— What the exercise asks —
Copy down all of the data underneath, exactly as shown.

----

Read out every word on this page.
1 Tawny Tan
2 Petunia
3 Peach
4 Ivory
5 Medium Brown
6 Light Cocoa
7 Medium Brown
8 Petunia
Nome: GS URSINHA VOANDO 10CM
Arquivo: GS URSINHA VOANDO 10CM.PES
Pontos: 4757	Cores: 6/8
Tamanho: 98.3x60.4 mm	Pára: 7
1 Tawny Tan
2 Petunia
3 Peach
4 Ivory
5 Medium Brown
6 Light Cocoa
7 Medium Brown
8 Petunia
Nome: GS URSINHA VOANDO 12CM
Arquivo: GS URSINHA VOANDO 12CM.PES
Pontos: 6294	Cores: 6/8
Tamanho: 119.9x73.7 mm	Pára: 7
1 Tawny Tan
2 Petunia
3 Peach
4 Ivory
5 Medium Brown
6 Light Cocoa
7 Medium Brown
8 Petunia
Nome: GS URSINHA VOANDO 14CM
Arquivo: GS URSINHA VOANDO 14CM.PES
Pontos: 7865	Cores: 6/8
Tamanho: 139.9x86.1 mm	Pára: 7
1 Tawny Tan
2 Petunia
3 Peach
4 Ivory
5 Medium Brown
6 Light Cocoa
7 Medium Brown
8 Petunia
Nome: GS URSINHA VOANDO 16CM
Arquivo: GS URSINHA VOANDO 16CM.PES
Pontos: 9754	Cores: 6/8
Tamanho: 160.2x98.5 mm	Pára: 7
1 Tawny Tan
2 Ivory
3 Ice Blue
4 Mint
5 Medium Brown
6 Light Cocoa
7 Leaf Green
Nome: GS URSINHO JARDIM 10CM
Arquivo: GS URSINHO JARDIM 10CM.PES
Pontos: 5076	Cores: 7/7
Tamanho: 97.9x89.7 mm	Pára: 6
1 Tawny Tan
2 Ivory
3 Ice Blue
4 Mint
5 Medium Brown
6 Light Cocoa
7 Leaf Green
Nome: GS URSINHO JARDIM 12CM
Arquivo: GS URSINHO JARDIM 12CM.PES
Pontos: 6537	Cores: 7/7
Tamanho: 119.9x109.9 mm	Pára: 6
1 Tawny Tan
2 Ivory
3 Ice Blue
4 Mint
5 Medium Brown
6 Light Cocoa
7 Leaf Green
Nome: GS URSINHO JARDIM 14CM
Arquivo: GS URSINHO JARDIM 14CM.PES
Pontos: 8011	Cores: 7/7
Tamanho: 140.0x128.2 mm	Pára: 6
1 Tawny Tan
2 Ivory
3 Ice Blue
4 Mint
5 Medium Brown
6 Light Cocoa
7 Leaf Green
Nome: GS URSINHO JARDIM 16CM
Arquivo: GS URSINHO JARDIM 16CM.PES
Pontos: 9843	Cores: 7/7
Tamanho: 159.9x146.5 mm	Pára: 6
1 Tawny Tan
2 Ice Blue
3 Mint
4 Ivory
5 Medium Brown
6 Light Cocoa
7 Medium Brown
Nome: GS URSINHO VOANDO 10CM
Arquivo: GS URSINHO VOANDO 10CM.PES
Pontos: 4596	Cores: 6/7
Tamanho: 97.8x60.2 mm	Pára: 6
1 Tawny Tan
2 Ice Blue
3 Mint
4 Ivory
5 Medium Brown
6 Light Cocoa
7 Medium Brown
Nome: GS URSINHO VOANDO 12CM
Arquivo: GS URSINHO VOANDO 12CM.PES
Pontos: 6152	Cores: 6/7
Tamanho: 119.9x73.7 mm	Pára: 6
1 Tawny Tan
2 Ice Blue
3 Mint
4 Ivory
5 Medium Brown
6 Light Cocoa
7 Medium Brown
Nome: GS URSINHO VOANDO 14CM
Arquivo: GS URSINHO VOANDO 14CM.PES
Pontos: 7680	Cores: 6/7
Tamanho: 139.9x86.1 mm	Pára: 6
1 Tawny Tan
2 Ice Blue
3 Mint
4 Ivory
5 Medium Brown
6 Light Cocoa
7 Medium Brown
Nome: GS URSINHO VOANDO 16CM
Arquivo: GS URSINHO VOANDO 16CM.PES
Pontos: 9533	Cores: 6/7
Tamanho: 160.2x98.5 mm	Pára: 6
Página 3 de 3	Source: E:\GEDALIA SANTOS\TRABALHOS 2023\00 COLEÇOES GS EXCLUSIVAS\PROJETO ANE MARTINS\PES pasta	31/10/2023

----

— Full response —
Read out every word on this page.
1 Tawny Tan
2 Petunia
3 Peach
4 Ivory
5 Medium Brown
6 Light Cocoa
7 Medium Brown
8 Petunia
Nome: GS URSINHA VOANDO 10CM
Arquivo: GS URSINHA VOANDO 10CM.PES
Pontos: 4757	Cores: 6/8
Tamanho: 98.3x60.4 mm	Pára: 7
1 Tawny Tan
2 Petunia
3 Peach
4 Ivory
5 Medium Brown
6 Light Cocoa
7 Medium Brown
8 Petunia
Nome: GS URSINHA VOANDO 12CM
Arquivo: GS URSINHA VOANDO 12CM.PES
Pontos: 6294	Cores: 6/8
Tamanho: 119.9x73.7 mm	Pára: 7
1 Tawny Tan
2 Petunia
3 Peach
4 Ivory
5 Medium Brown
6 Light Cocoa
7 Medium Brown
8 Petunia
Nome: GS URSINHA VOANDO 14CM
Arquivo: GS URSINHA VOANDO 14CM.PES
Pontos: 7865	Cores: 6/8
Tamanho: 139.9x86.1 mm	Pára: 7
1 Tawny Tan
2 Petunia
3 Peach
4 Ivory
5 Medium Brown
6 Light Cocoa
7 Medium Brown
8 Petunia
Nome: GS URSINHA VOANDO 16CM
Arquivo: GS URSINHA VOANDO 16CM.PES
Pontos: 9754	Cores: 6/8
Tamanho: 160.2x98.5 mm	Pára: 7
1 Tawny Tan
2 Ivory
3 Ice Blue
4 Mint
5 Medium Brown
6 Light Cocoa
7 Leaf Green
Nome: GS URSINHO JARDIM 10CM
Arquivo: GS URSINHO JARDIM 10CM.PES
Pontos: 5076	Cores: 7/7
Tamanho: 97.9x89.7 mm	Pára: 6
1 Tawny Tan
2 Ivory
3 Ice Blue
4 Mint
5 Medium Brown
6 Light Cocoa
7 Leaf Green
Nome: GS URSINHO JARDIM 12CM
Arquivo: GS URSINHO JARDIM 12CM.PES
Pontos: 6537	Cores: 7/7
Tamanho: 119.9x109.9 mm	Pára: 6
1 Tawny Tan
2 Ivory
3 Ice Blue
4 Mint
5 Medium Brown
6 Light Cocoa
7 Leaf Green
Nome: GS URSINHO JARDIM 14CM
Arquivo: GS URSINHO JARDIM 14CM.PES
Pontos: 8011	Cores: 7/7
Tamanho: 140.0x128.2 mm	Pára: 6
1 Tawny Tan
2 Ivory
3 Ice Blue
4 Mint
5 Medium Brown
6 Light Cocoa
7 Leaf Green
Nome: GS URSINHO JARDIM 16CM
Arquivo: GS URSINHO JARDIM 16CM.PES
Pontos: 9843	Cores: 7/7
Tamanho: 159.9x146.5 mm	Pára: 6
1 Tawny Tan
2 Ice Blue
3 Mint
4 Ivory
5 Medium Brown
6 Light Cocoa
7 Medium Brown
Nome: GS URSINHO VOANDO 10CM
Arquivo: GS URSINHO VOANDO 10CM.PES
Pontos: 4596	Cores: 6/7
Tamanho: 97.8x60.2 mm	Pára: 6
1 Tawny Tan
2 Ice Blue
3 Mint
4 Ivory
5 Medium Brown
6 Light Cocoa
7 Medium Brown
Nome: GS URSINHO VOANDO 12CM
Arquivo: GS URSINHO VOANDO 12CM.PES
Pontos: 6152	Cores: 6/7
Tamanho: 119.9x73.7 mm	Pára: 6
1 Tawny Tan
2 Ice Blue
3 Mint
4 Ivory
5 Medium Brown
6 Light Cocoa
7 Medium Brown
Nome: GS URSINHO VOANDO 14CM
Arquivo: GS URSINHO VOANDO 14CM.PES
Pontos: 7680	Cores: 6/7
Tamanho: 139.9x86.1 mm	Pára: 6
1 Tawny Tan
2 Ice Blue
3 Mint
4 Ivory
5 Medium Brown
6 Light Cocoa
7 Medium Brown
Nome: GS URSINHO VOANDO 16CM
Arquivo: GS URSINHO VOANDO 16CM.PES
Pontos: 9533	Cores: 6/7
Tamanho: 160.2x98.5 mm	Pára: 6
Página 3 de 3	Source: E:\GEDALIA SANTOS\TRABALHOS 2023\00 COLEÇOES GS EXCLUSIVAS\PROJETO ANE MARTINS\PES pasta	31/10/2023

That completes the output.